[Stored records]
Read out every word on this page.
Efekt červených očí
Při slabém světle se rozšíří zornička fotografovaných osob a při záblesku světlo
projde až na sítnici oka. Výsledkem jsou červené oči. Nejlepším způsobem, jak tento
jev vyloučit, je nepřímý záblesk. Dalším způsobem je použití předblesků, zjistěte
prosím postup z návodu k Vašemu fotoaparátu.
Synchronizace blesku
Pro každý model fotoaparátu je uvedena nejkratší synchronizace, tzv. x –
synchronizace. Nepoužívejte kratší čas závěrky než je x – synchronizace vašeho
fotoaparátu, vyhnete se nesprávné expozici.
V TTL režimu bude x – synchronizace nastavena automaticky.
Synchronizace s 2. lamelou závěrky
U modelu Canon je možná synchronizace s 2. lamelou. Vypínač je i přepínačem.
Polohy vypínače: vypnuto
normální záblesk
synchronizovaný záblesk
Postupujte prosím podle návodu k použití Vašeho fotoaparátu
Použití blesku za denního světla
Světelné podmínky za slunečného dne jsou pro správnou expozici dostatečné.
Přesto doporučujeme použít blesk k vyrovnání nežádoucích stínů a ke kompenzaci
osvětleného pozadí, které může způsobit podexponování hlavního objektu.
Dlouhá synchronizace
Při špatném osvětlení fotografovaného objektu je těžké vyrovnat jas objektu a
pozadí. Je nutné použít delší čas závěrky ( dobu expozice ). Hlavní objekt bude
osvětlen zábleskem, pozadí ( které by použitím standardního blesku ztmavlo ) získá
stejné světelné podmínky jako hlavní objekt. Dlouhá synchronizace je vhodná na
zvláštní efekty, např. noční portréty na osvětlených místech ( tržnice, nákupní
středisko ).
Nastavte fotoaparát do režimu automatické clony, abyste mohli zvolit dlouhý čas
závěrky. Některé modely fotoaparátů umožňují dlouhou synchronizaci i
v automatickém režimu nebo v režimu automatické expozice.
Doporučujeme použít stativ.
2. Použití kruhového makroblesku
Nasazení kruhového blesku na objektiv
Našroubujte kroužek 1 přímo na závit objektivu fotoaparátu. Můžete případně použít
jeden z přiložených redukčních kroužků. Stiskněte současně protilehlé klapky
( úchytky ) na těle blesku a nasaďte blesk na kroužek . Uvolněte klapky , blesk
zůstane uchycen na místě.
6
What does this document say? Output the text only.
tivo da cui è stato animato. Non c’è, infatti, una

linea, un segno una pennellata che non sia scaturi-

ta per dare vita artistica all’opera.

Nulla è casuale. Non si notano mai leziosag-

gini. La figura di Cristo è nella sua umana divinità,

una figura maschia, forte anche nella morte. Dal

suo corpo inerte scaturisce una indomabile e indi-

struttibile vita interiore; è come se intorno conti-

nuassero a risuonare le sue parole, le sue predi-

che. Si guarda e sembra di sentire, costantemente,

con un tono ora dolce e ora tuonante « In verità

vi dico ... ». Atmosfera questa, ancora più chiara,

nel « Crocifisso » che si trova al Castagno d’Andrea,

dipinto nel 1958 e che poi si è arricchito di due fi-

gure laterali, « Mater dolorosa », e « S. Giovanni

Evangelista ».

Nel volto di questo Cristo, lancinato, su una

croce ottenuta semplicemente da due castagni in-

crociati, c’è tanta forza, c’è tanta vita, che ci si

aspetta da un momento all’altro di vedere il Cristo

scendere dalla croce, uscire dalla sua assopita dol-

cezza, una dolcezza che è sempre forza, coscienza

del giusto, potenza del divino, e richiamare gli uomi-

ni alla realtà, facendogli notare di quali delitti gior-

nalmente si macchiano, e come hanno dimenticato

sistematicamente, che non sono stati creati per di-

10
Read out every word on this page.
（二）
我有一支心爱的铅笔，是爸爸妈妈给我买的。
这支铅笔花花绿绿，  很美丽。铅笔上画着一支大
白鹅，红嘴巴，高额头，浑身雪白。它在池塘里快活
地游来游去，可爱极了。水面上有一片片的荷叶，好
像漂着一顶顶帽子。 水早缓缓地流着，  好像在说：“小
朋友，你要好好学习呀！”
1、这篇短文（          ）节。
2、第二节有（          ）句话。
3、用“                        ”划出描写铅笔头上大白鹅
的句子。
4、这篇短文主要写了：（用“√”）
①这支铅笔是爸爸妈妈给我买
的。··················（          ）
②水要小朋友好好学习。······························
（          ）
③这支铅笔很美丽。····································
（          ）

◆ Request
Return the listing above in full, character for character.

◆ Response below
Read out every word on this page.
Efekt červených očí
Při slabém světle se rozšíří zornička fotografovaných osob a při záblesku světlo
projde až na sítnici oka. Výsledkem jsou červené oči. Nejlepším způsobem, jak tento
jev vyloučit, je nepřímý záblesk. Dalším způsobem je použití předblesků, zjistěte
prosím postup z návodu k Vašemu fotoaparátu.
Synchronizace blesku
Pro každý model fotoaparátu je uvedena nejkratší synchronizace, tzv. x –
synchronizace. Nepoužívejte kratší čas závěrky než je x – synchronizace vašeho
fotoaparátu, vyhnete se nesprávné expozici.
V TTL režimu bude x – synchronizace nastavena automaticky.
Synchronizace s 2. lamelou závěrky
U modelu Canon je možná synchronizace s 2. lamelou. Vypínač je i přepínačem.
Polohy vypínače: vypnuto
normální záblesk
synchronizovaný záblesk
Postupujte prosím podle návodu k použití Vašeho fotoaparátu
Použití blesku za denního světla
Světelné podmínky za slunečného dne jsou pro správnou expozici dostatečné.
Přesto doporučujeme použít blesk k vyrovnání nežádoucích stínů a ke kompenzaci
osvětleného pozadí, které může způsobit podexponování hlavního objektu.
Dlouhá synchronizace
Při špatném osvětlení fotografovaného objektu je těžké vyrovnat jas objektu a
pozadí. Je nutné použít delší čas závěrky ( dobu expozice ). Hlavní objekt bude
osvětlen zábleskem, pozadí ( které by použitím standardního blesku ztmavlo ) získá
stejné světelné podmínky jako hlavní objekt. Dlouhá synchronizace je vhodná na
zvláštní efekty, např. noční portréty na osvětlených místech ( tržnice, nákupní
středisko ).
Nastavte fotoaparát do režimu automatické clony, abyste mohli zvolit dlouhý čas
závěrky. Některé modely fotoaparátů umožňují dlouhou synchronizaci i
v automatickém režimu nebo v režimu automatické expozice.
Doporučujeme použít stativ.
2. Použití kruhového makroblesku
Nasazení kruhového blesku na objektiv
Našroubujte kroužek 1 přímo na závit objektivu fotoaparátu. Můžete případně použít
jeden z přiložených redukčních kroužků. Stiskněte současně protilehlé klapky
( úchytky ) na těle blesku a nasaďte blesk na kroužek . Uvolněte klapky , blesk
zůstane uchycen na místě.
6
What does this document say? Output the text only.
tivo da cui è stato animato. Non c’è, infatti, una

linea, un segno una pennellata che non sia scaturi-

ta per dare vita artistica all’opera.

Nulla è casuale. Non si notano mai leziosag-

gini. La figura di Cristo è nella sua umana divinità,

una figura maschia, forte anche nella morte. Dal

suo corpo inerte scaturisce una indomabile e indi-

struttibile vita interiore; è come se intorno conti-

nuassero a risuonare le sue parole, le sue predi-

che. Si guarda e sembra di sentire, costantemente,

con un tono ora dolce e ora tuonante « In verità

vi dico ... ». Atmosfera questa, ancora più chiara,

nel « Crocifisso » che si trova al Castagno d’Andrea,

dipinto nel 1958 e che poi si è arricchito di due fi-

gure laterali, « Mater dolorosa », e « S. Giovanni

Evangelista ».

Nel volto di questo Cristo, lancinato, su una

croce ottenuta semplicemente da due castagni in-

crociati, c’è tanta forza, c’è tanta vita, che ci si

aspetta da un momento all’altro di vedere il Cristo

scendere dalla croce, uscire dalla sua assopita dol-

cezza, una dolcezza che è sempre forza, coscienza

del giusto, potenza del divino, e richiamare gli uomi-

ni alla realtà, facendogli notare di quali delitti gior-

nalmente si macchiano, e come hanno dimenticato

sistematicamente, che non sono stati creati per di-

10
Read out every word on this page.
（二）
我有一支心爱的铅笔，是爸爸妈妈给我买的。
这支铅笔花花绿绿，  很美丽。铅笔上画着一支大
白鹅，红嘴巴，高额头，浑身雪白。它在池塘里快活
地游来游去，可爱极了。水面上有一片片的荷叶，好
像漂着一顶顶帽子。 水早缓缓地流着，  好像在说：“小
朋友，你要好好学习呀！”
1、这篇短文（          ）节。
2、第二节有（          ）句话。
3、用“                        ”划出描写铅笔头上大白鹅
的句子。
4、这篇短文主要写了：（用“√”）
①这支铅笔是爸爸妈妈给我买
的。··················（          ）
②水要小朋友好好学习。······························
（          ）
③这支铅笔很美丽。····································
（          ）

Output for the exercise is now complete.